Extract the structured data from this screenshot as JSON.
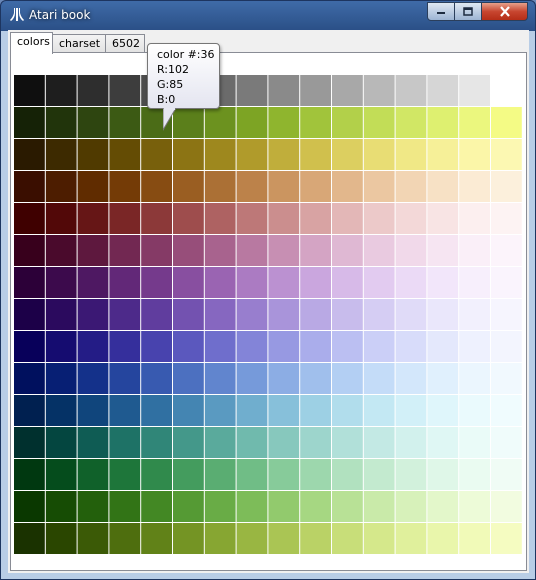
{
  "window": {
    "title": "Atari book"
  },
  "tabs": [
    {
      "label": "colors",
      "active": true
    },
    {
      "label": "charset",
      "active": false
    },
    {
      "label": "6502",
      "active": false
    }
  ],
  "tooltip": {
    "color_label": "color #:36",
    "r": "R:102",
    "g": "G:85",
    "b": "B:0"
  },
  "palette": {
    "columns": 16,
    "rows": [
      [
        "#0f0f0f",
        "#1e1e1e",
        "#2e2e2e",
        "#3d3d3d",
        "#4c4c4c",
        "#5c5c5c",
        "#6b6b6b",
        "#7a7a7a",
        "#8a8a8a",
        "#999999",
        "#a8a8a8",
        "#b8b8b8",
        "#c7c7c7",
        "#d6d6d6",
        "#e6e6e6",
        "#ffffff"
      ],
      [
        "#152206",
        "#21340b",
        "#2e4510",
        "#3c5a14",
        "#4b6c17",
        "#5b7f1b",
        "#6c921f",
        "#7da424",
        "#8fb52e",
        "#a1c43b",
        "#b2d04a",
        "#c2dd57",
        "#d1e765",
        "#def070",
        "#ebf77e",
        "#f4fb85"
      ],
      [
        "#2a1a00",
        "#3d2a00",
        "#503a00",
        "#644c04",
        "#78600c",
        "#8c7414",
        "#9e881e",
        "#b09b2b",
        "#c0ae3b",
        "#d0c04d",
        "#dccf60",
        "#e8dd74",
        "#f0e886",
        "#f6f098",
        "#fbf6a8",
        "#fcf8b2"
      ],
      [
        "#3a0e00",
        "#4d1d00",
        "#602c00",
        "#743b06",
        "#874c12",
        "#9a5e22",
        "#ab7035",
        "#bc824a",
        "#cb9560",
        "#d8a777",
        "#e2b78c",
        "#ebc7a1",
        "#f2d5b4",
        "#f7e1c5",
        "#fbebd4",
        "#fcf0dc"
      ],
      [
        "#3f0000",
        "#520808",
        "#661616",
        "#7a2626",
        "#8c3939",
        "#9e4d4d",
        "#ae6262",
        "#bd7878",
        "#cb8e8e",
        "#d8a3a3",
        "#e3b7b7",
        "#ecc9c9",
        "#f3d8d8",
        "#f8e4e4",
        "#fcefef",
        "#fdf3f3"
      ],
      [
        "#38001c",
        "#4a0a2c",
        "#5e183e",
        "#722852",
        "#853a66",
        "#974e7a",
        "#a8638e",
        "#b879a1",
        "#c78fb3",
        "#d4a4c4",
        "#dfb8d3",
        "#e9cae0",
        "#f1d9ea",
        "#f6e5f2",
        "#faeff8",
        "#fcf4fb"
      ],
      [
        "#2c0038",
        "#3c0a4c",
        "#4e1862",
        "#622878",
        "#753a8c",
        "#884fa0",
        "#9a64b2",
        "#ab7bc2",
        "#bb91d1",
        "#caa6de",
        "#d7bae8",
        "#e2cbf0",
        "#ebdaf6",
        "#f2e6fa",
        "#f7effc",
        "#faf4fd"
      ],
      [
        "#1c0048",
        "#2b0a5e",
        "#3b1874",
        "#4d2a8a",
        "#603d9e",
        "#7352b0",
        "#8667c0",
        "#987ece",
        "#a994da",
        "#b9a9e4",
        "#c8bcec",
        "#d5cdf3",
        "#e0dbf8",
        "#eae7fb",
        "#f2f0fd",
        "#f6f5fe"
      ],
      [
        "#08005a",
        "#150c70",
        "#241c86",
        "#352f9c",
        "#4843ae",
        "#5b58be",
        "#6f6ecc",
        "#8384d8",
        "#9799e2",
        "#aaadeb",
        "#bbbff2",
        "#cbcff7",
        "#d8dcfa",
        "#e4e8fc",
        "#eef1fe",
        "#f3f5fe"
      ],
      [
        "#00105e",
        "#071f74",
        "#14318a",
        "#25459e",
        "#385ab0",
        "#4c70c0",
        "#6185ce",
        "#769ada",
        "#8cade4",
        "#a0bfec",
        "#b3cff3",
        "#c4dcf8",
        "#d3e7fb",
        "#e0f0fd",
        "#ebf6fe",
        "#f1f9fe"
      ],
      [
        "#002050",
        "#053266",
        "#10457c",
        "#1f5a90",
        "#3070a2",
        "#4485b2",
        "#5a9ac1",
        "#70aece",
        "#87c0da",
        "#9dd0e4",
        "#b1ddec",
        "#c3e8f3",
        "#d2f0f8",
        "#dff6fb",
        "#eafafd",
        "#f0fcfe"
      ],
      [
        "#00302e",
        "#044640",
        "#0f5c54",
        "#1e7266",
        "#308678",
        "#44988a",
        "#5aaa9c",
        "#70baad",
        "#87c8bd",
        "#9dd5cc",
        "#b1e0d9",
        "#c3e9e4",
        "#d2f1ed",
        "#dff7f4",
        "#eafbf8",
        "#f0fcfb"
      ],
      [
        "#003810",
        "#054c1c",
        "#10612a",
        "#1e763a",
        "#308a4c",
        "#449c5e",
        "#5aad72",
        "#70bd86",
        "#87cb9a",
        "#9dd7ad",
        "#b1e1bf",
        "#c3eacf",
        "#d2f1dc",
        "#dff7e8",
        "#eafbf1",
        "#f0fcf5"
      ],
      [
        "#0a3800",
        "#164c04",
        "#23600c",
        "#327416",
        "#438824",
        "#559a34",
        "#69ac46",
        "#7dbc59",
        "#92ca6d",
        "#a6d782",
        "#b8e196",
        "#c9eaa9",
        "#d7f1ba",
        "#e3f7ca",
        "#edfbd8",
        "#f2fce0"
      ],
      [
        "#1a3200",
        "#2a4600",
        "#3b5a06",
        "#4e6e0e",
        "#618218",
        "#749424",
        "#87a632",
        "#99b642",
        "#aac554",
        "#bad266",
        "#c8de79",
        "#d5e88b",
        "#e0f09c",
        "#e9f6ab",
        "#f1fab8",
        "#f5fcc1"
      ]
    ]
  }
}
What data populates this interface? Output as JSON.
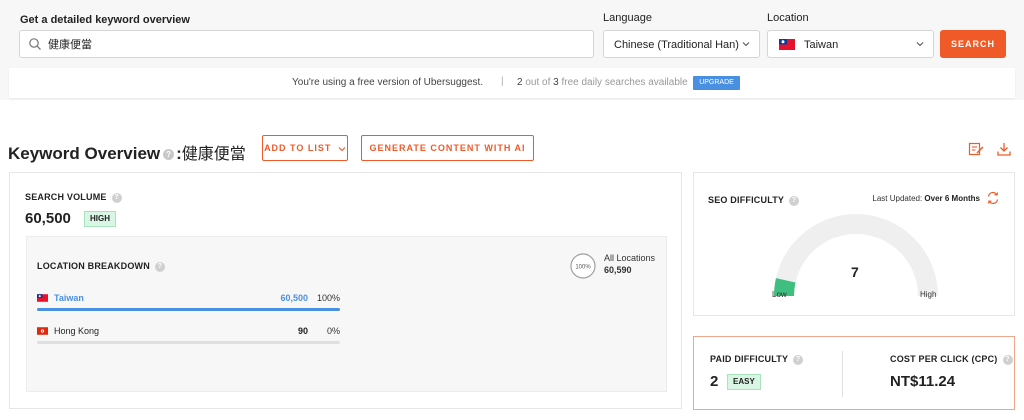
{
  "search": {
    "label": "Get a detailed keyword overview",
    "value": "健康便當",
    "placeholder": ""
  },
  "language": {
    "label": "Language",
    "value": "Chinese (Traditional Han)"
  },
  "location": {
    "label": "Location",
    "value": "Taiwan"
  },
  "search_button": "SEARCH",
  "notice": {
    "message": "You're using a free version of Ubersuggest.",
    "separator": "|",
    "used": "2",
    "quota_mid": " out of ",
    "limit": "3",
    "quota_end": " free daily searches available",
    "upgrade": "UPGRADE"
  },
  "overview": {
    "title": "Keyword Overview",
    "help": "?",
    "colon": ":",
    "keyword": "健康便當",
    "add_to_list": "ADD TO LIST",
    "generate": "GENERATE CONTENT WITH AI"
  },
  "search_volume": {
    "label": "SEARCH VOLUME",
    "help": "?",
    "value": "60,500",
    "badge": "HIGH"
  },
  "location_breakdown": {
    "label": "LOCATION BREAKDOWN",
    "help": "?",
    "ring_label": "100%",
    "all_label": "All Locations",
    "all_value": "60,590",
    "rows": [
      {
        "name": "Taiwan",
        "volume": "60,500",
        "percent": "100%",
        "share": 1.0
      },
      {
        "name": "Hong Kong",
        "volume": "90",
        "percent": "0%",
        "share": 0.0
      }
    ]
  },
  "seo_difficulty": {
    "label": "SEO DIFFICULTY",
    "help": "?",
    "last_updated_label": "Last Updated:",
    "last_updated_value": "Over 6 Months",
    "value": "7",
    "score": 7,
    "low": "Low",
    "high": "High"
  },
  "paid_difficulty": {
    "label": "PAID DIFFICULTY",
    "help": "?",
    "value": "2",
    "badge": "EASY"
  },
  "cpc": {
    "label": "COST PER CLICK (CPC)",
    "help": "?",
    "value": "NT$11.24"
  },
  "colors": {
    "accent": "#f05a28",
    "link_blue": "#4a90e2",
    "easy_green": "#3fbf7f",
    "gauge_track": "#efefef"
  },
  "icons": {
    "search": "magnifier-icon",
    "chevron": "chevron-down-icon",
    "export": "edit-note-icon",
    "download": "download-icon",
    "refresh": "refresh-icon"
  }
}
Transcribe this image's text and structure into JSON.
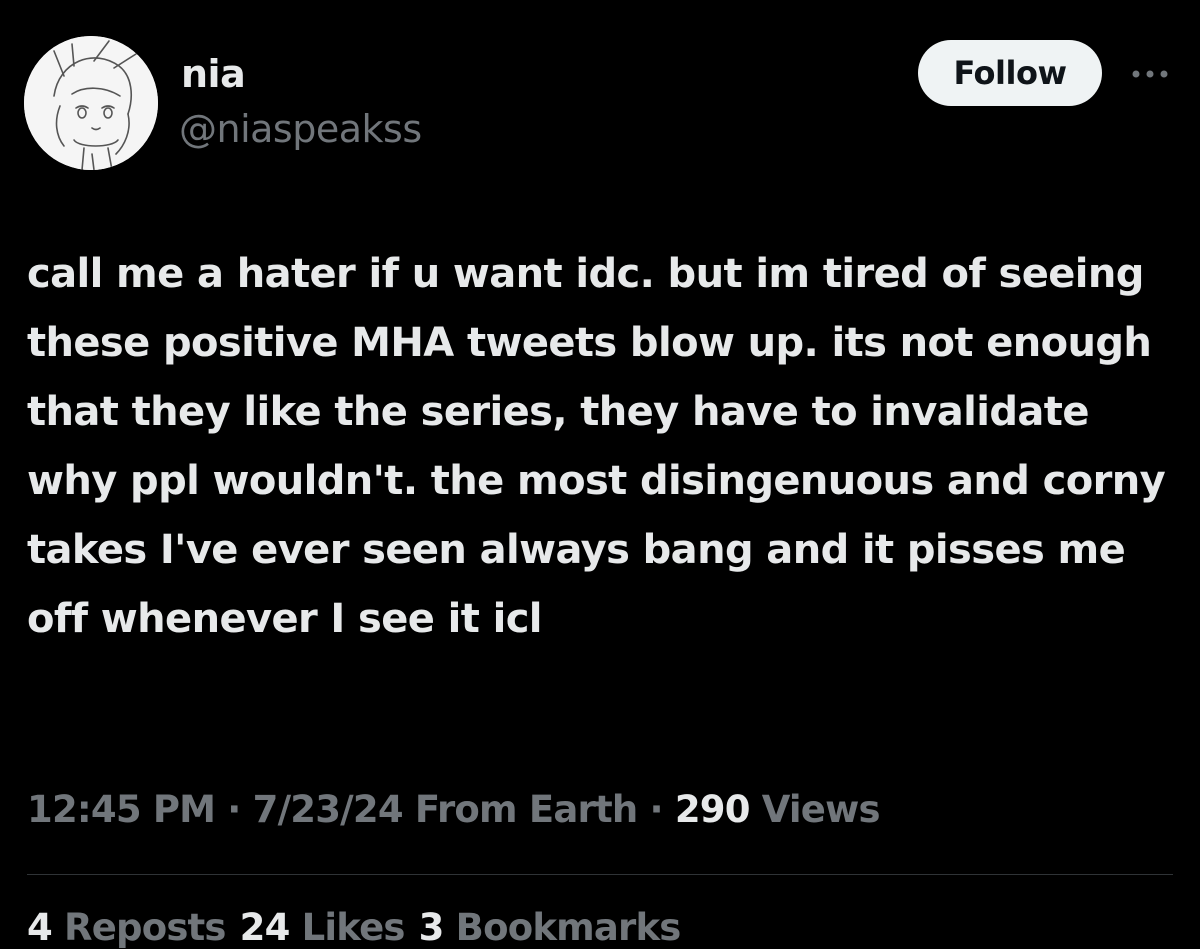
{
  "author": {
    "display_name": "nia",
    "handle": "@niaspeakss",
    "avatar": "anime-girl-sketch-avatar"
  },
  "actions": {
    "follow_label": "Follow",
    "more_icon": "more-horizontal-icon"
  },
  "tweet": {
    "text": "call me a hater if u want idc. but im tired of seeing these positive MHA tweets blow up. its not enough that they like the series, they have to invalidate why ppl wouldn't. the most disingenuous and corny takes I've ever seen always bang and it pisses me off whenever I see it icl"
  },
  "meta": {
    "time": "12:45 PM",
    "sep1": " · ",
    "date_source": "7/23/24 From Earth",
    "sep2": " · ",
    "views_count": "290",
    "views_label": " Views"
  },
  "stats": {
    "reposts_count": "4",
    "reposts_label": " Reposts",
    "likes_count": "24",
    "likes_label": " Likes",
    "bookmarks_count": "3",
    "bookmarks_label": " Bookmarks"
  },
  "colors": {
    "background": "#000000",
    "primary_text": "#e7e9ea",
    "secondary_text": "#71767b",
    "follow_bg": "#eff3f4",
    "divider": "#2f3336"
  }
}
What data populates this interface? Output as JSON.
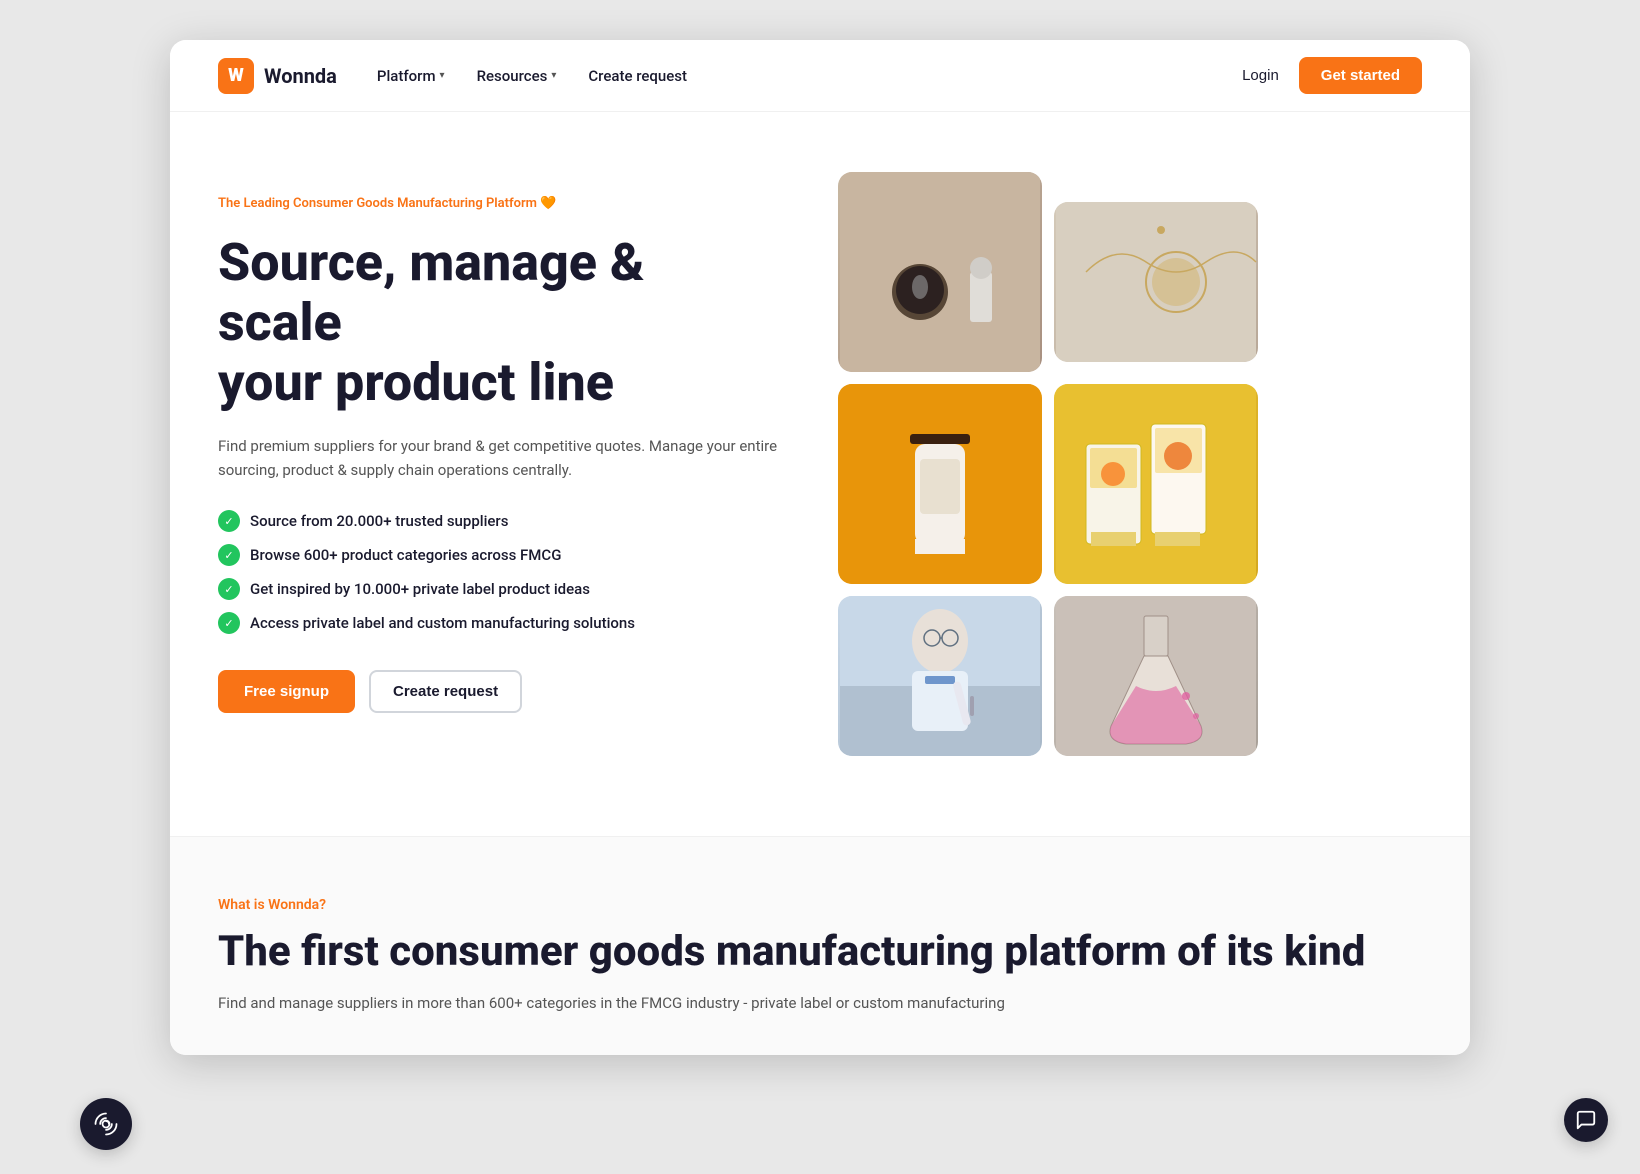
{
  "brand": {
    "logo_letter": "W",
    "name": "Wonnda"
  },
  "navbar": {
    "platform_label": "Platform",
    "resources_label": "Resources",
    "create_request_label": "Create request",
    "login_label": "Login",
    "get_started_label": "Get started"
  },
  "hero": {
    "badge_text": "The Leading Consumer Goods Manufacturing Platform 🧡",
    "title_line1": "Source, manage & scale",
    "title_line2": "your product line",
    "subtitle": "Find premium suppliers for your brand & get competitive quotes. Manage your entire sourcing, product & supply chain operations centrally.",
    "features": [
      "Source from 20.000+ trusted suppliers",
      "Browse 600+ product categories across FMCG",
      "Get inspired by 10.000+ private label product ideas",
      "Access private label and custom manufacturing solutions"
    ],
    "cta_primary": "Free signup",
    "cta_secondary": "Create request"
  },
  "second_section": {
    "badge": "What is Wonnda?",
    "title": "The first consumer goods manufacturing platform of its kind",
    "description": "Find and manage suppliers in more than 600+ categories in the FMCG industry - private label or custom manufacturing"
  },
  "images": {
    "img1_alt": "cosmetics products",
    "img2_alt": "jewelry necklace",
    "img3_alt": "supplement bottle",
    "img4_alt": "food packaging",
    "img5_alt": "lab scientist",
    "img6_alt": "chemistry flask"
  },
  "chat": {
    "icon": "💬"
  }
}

• **Challenge**
Of the lines above, how many hold the string "categories"? Answer with only the number.

• **Full answer**
2